DATA FOR THE TASK start

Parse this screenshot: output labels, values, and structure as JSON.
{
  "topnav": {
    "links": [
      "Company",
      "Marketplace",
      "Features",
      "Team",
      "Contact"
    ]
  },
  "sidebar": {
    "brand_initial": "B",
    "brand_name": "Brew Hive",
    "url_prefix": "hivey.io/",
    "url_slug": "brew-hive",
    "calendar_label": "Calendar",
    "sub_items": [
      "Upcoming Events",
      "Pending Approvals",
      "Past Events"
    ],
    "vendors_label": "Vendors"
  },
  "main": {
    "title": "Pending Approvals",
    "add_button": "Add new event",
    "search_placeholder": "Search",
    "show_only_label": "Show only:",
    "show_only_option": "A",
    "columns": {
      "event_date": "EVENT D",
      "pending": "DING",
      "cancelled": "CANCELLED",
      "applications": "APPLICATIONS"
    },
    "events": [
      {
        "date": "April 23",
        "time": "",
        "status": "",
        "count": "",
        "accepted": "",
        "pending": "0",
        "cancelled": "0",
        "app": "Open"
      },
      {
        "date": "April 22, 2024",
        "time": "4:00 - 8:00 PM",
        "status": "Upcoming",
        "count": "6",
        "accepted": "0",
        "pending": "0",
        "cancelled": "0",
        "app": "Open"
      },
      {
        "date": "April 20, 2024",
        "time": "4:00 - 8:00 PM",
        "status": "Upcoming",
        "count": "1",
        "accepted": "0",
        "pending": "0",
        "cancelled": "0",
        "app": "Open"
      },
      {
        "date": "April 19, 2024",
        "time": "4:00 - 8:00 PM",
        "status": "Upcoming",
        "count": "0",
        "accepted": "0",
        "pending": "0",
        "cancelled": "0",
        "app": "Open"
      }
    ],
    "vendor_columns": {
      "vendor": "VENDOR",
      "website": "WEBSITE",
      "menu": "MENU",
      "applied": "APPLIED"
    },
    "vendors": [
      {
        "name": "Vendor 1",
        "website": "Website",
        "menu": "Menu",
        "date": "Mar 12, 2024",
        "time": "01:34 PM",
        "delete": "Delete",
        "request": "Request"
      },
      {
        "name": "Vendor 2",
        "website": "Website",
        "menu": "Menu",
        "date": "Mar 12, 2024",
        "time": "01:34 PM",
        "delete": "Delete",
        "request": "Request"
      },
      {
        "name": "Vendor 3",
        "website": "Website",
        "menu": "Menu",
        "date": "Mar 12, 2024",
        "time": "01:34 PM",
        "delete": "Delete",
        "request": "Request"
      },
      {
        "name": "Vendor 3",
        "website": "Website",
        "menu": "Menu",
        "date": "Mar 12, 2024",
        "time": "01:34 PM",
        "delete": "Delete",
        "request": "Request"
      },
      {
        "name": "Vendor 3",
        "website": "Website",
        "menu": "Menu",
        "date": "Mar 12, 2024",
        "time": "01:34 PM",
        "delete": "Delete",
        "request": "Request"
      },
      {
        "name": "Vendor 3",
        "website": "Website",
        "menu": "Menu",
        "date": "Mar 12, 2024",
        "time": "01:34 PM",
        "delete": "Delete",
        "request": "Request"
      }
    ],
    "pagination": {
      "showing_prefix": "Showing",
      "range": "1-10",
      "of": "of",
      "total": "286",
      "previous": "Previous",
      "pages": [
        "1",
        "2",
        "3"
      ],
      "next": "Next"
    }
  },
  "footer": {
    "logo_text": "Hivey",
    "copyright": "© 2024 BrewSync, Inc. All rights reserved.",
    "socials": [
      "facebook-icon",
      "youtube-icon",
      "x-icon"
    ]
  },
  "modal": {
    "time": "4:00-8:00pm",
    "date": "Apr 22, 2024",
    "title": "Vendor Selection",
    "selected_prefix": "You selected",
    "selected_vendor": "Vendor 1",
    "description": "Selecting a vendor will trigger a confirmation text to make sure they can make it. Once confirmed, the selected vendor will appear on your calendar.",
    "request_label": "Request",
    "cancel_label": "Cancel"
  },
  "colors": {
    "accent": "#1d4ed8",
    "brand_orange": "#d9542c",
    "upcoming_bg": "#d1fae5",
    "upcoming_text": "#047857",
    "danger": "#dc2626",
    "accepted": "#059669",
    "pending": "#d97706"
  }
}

DATA FOR THE TASK end

## GIVEN REQUEST
Each entry above is to be set down again in exactly the same words.

## RESPONSE
Parse this screenshot: output labels, values, and structure as JSON.
{
  "topnav": {
    "links": [
      "Company",
      "Marketplace",
      "Features",
      "Team",
      "Contact"
    ]
  },
  "sidebar": {
    "brand_initial": "B",
    "brand_name": "Brew Hive",
    "url_prefix": "hivey.io/",
    "url_slug": "brew-hive",
    "calendar_label": "Calendar",
    "sub_items": [
      "Upcoming Events",
      "Pending Approvals",
      "Past Events"
    ],
    "vendors_label": "Vendors"
  },
  "main": {
    "title": "Pending Approvals",
    "add_button": "Add new event",
    "search_placeholder": "Search",
    "show_only_label": "Show only:",
    "show_only_option": "A",
    "columns": {
      "event_date": "EVENT D",
      "pending": "DING",
      "cancelled": "CANCELLED",
      "applications": "APPLICATIONS"
    },
    "events": [
      {
        "date": "April 23",
        "time": "",
        "status": "",
        "count": "",
        "accepted": "",
        "pending": "0",
        "cancelled": "0",
        "app": "Open"
      },
      {
        "date": "April 22, 2024",
        "time": "4:00 - 8:00 PM",
        "status": "Upcoming",
        "count": "6",
        "accepted": "0",
        "pending": "0",
        "cancelled": "0",
        "app": "Open"
      },
      {
        "date": "April 20, 2024",
        "time": "4:00 - 8:00 PM",
        "status": "Upcoming",
        "count": "1",
        "accepted": "0",
        "pending": "0",
        "cancelled": "0",
        "app": "Open"
      },
      {
        "date": "April 19, 2024",
        "time": "4:00 - 8:00 PM",
        "status": "Upcoming",
        "count": "0",
        "accepted": "0",
        "pending": "0",
        "cancelled": "0",
        "app": "Open"
      }
    ],
    "vendor_columns": {
      "vendor": "VENDOR",
      "website": "WEBSITE",
      "menu": "MENU",
      "applied": "APPLIED"
    },
    "vendors": [
      {
        "name": "Vendor 1",
        "website": "Website",
        "menu": "Menu",
        "date": "Mar 12, 2024",
        "time": "01:34 PM",
        "delete": "Delete",
        "request": "Request"
      },
      {
        "name": "Vendor 2",
        "website": "Website",
        "menu": "Menu",
        "date": "Mar 12, 2024",
        "time": "01:34 PM",
        "delete": "Delete",
        "request": "Request"
      },
      {
        "name": "Vendor 3",
        "website": "Website",
        "menu": "Menu",
        "date": "Mar 12, 2024",
        "time": "01:34 PM",
        "delete": "Delete",
        "request": "Request"
      },
      {
        "name": "Vendor 3",
        "website": "Website",
        "menu": "Menu",
        "date": "Mar 12, 2024",
        "time": "01:34 PM",
        "delete": "Delete",
        "request": "Request"
      },
      {
        "name": "Vendor 3",
        "website": "Website",
        "menu": "Menu",
        "date": "Mar 12, 2024",
        "time": "01:34 PM",
        "delete": "Delete",
        "request": "Request"
      },
      {
        "name": "Vendor 3",
        "website": "Website",
        "menu": "Menu",
        "date": "Mar 12, 2024",
        "time": "01:34 PM",
        "delete": "Delete",
        "request": "Request"
      }
    ],
    "pagination": {
      "showing_prefix": "Showing",
      "range": "1-10",
      "of": "of",
      "total": "286",
      "previous": "Previous",
      "pages": [
        "1",
        "2",
        "3"
      ],
      "next": "Next"
    }
  },
  "footer": {
    "logo_text": "Hivey",
    "copyright": "© 2024 BrewSync, Inc. All rights reserved.",
    "socials": [
      "facebook-icon",
      "youtube-icon",
      "x-icon"
    ]
  },
  "modal": {
    "time": "4:00-8:00pm",
    "date": "Apr 22, 2024",
    "title": "Vendor Selection",
    "selected_prefix": "You selected",
    "selected_vendor": "Vendor 1",
    "description": "Selecting a vendor will trigger a confirmation text to make sure they can make it. Once confirmed, the selected vendor will appear on your calendar.",
    "request_label": "Request",
    "cancel_label": "Cancel"
  },
  "colors": {
    "accent": "#1d4ed8",
    "brand_orange": "#d9542c",
    "upcoming_bg": "#d1fae5",
    "upcoming_text": "#047857",
    "danger": "#dc2626",
    "accepted": "#059669",
    "pending": "#d97706"
  }
}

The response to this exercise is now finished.